**Records provided:**
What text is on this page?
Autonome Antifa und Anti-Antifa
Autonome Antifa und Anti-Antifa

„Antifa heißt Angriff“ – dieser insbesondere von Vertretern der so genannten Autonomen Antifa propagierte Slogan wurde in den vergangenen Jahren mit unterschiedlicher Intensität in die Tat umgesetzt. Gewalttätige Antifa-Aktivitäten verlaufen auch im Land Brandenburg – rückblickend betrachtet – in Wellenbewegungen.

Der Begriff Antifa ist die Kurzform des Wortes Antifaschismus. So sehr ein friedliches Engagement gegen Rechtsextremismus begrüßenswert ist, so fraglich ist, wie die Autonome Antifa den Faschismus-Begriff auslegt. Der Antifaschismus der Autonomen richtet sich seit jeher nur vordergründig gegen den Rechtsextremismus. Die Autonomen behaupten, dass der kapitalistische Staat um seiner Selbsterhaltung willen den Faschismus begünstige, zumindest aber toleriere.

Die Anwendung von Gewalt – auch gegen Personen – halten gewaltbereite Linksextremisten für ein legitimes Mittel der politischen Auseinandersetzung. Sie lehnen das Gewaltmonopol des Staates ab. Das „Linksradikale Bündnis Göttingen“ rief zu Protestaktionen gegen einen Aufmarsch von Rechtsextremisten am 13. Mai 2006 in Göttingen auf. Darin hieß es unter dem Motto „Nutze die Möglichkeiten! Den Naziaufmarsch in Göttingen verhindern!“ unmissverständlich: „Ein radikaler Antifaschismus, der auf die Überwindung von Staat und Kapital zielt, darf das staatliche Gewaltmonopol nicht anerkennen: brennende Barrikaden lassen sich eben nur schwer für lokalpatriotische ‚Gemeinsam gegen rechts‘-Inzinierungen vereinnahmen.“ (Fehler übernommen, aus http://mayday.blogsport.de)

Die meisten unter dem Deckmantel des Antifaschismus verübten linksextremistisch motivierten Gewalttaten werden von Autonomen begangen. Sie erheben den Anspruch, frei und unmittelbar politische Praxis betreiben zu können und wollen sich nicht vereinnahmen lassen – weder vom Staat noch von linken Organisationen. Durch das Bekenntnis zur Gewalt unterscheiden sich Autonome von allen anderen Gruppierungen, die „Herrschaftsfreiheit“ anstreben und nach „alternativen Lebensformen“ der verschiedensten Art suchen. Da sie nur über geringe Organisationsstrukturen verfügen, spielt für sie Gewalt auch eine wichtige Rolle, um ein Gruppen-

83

* * *

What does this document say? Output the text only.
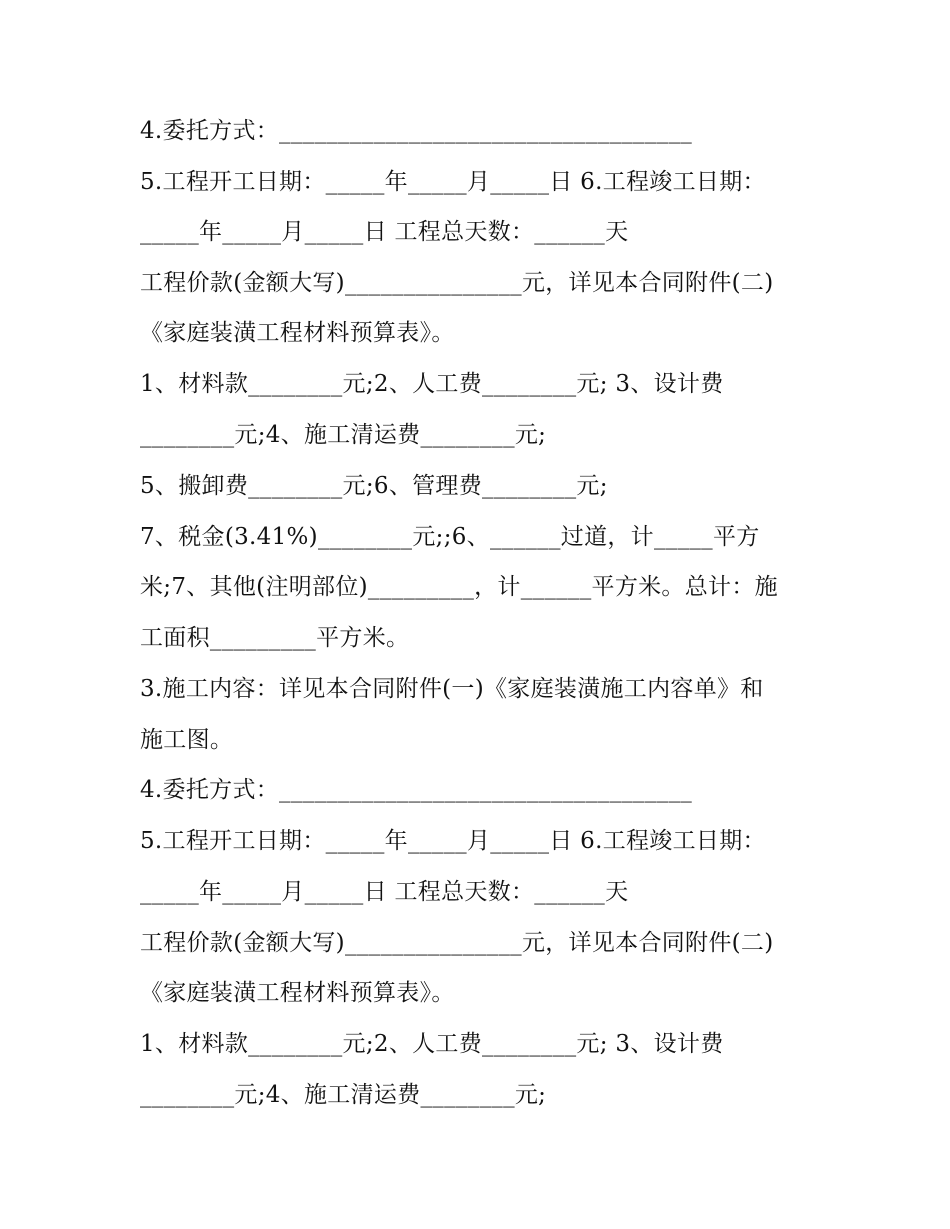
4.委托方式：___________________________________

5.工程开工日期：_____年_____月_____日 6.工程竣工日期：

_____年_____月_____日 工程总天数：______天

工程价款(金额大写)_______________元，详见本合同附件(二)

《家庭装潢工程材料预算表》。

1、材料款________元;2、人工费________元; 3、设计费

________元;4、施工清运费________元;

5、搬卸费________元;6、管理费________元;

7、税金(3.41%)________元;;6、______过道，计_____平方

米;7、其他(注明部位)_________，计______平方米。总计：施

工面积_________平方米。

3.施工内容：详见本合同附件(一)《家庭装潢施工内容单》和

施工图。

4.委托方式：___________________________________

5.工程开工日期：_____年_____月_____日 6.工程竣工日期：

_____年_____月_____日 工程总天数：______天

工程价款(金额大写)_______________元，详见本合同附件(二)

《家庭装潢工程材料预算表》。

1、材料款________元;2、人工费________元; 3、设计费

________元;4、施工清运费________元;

**Task requirements:** Filter the records down to the lines that contain the string "text", and copy those lines.

**Result of this task:**
What text is on this page?
What does this document say? Output the text only.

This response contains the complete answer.